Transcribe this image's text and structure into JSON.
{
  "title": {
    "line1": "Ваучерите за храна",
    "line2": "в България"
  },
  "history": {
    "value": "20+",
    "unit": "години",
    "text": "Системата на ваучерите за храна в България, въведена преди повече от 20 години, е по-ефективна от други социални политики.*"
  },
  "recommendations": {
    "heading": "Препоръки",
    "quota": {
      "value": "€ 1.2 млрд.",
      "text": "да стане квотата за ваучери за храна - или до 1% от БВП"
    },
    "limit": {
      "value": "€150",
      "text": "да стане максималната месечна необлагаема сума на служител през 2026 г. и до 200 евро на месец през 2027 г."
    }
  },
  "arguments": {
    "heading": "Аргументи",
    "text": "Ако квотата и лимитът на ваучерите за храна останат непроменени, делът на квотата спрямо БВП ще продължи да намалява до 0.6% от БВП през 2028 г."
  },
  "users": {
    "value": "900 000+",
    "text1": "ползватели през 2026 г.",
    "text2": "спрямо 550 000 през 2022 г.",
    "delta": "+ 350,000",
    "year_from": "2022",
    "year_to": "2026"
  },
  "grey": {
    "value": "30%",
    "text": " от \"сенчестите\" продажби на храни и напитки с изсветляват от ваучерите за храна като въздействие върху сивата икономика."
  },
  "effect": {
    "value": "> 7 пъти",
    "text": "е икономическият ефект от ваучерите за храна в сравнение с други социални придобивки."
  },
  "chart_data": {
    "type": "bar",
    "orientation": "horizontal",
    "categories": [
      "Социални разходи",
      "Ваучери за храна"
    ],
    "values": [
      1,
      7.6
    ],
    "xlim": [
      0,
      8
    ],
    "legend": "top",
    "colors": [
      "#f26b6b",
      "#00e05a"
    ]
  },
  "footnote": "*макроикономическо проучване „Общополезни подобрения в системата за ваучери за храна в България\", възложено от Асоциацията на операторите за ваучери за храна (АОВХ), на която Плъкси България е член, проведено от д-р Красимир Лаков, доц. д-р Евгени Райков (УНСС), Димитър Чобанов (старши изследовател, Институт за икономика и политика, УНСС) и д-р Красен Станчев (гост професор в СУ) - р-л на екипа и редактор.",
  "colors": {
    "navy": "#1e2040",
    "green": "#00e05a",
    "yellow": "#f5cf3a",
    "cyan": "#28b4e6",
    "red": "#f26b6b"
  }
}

---

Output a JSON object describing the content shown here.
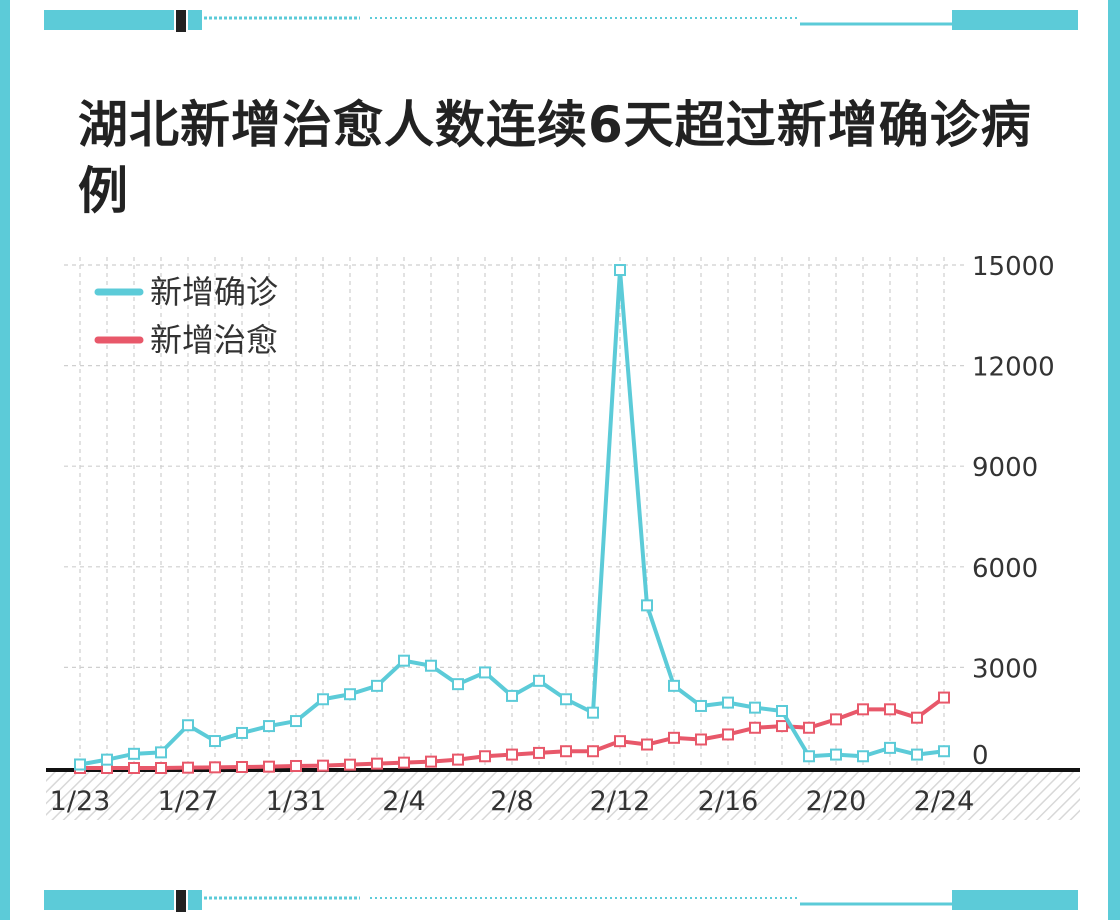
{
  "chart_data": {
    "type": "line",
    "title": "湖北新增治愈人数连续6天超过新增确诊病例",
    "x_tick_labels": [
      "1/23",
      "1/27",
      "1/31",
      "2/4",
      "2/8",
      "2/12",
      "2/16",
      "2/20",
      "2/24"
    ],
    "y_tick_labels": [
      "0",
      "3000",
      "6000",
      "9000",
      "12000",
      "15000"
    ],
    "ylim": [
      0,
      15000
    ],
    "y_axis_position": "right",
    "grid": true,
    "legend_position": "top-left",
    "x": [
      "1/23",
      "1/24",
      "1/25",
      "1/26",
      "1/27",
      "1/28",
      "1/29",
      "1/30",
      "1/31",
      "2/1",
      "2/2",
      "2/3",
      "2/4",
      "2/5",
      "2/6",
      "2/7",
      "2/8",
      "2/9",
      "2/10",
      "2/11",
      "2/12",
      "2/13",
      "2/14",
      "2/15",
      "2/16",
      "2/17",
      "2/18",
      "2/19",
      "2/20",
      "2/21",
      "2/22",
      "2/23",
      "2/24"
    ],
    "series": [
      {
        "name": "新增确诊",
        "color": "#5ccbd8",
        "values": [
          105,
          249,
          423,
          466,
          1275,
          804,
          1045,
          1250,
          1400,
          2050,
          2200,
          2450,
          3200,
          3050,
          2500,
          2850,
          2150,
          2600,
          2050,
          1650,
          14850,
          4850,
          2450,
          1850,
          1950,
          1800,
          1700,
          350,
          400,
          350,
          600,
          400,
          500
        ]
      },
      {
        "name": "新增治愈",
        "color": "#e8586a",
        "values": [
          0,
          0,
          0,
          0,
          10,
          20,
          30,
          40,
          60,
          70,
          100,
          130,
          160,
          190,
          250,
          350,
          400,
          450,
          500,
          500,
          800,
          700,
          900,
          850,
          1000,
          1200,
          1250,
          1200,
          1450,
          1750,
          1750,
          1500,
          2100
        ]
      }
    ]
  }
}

■ GIVEN EXERCISE
Pick every line with "квотата" in it and copy it.

■ CORRECT RESULT
      "text": "да стане квотата за ваучери за храна - или до 1% от БВП"
    "text": "Ако квотата и лимитът на ваучерите за храна останат непроменени, делът на квотата спрямо БВП ще продължи да намалява до 0.6% от БВП през 2028 г."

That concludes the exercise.